Task requirements — Do not copy the pictures; transcribe all other material exactly.

(Entries from a dataset)
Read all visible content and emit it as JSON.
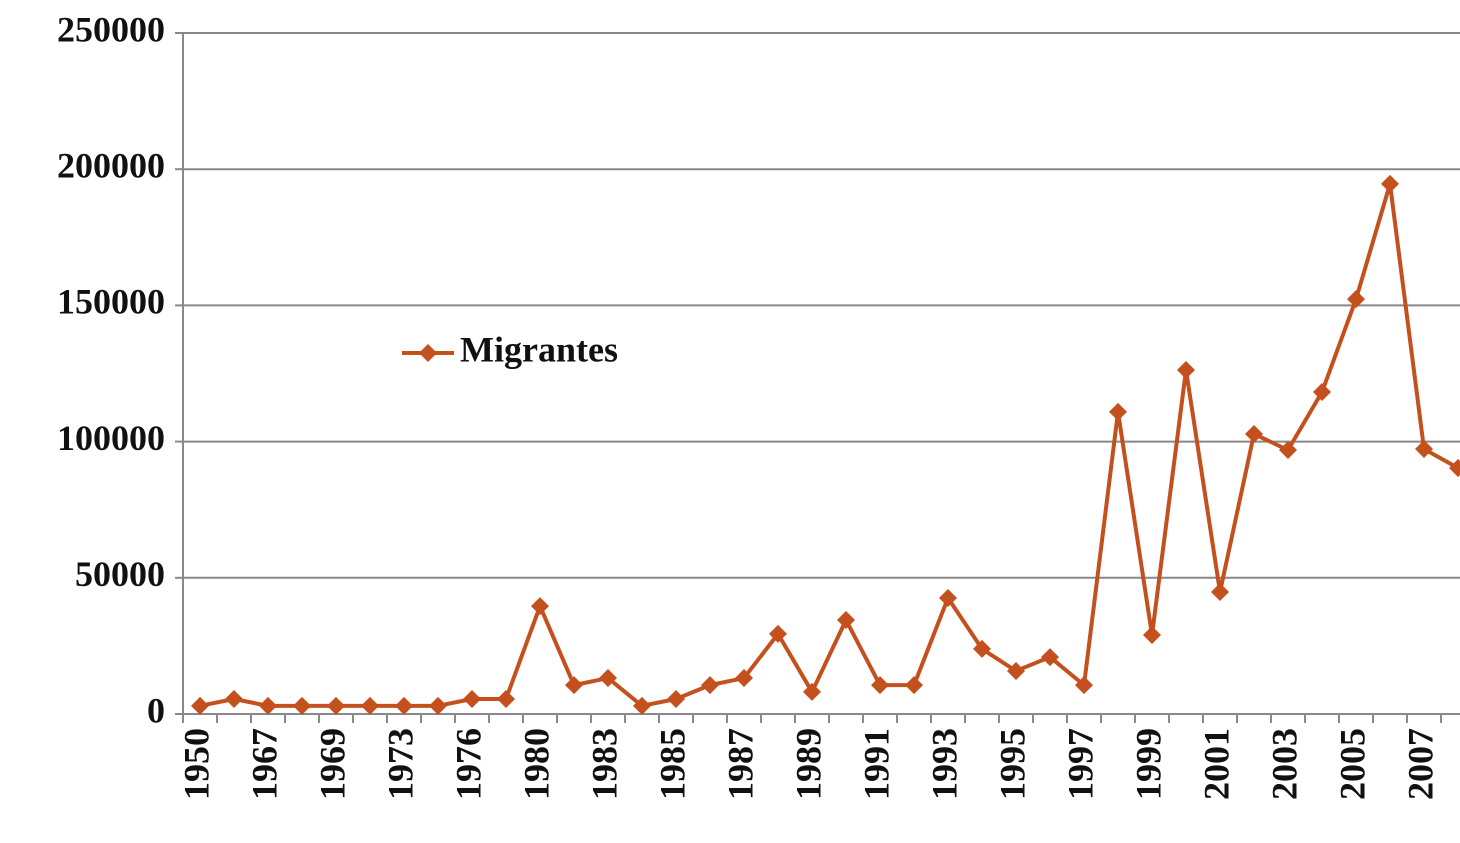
{
  "chart_data": {
    "type": "line",
    "categories": [
      "1950",
      null,
      "1967",
      null,
      "1969",
      null,
      "1973",
      null,
      "1976",
      null,
      "1980",
      null,
      "1983",
      null,
      "1985",
      null,
      "1987",
      null,
      "1989",
      null,
      "1991",
      null,
      "1993",
      null,
      "1995",
      null,
      "1997",
      null,
      "1999",
      null,
      "2001",
      null,
      "2003",
      null,
      "2005",
      null,
      "2007",
      null
    ],
    "series": [
      {
        "name": "Migrantes",
        "color": "#c4501e",
        "values": [
          3000,
          5500,
          3000,
          3000,
          3000,
          3000,
          3000,
          3000,
          5500,
          5500,
          39600,
          10600,
          13200,
          3000,
          5500,
          10600,
          13200,
          29400,
          8100,
          34500,
          10600,
          10600,
          42600,
          23900,
          15800,
          20900,
          10600,
          110900,
          29000,
          126300,
          44800,
          102800,
          96900,
          118200,
          152300,
          194600,
          97300,
          90300
        ]
      }
    ],
    "ylim": [
      0,
      250000
    ],
    "yticks": [
      0,
      50000,
      100000,
      150000,
      200000,
      250000
    ],
    "grid": true,
    "legend": "left"
  }
}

Problem solution —
Read all visible content and emit it as JSON.
{
  "chart_data": {
    "type": "line",
    "categories": [
      "1950",
      null,
      "1967",
      null,
      "1969",
      null,
      "1973",
      null,
      "1976",
      null,
      "1980",
      null,
      "1983",
      null,
      "1985",
      null,
      "1987",
      null,
      "1989",
      null,
      "1991",
      null,
      "1993",
      null,
      "1995",
      null,
      "1997",
      null,
      "1999",
      null,
      "2001",
      null,
      "2003",
      null,
      "2005",
      null,
      "2007",
      null
    ],
    "series": [
      {
        "name": "Migrantes",
        "color": "#c4501e",
        "values": [
          3000,
          5500,
          3000,
          3000,
          3000,
          3000,
          3000,
          3000,
          5500,
          5500,
          39600,
          10600,
          13200,
          3000,
          5500,
          10600,
          13200,
          29400,
          8100,
          34500,
          10600,
          10600,
          42600,
          23900,
          15800,
          20900,
          10600,
          110900,
          29000,
          126300,
          44800,
          102800,
          96900,
          118200,
          152300,
          194600,
          97300,
          90300
        ]
      }
    ],
    "ylim": [
      0,
      250000
    ],
    "yticks": [
      0,
      50000,
      100000,
      150000,
      200000,
      250000
    ],
    "grid": true,
    "legend": "left"
  }
}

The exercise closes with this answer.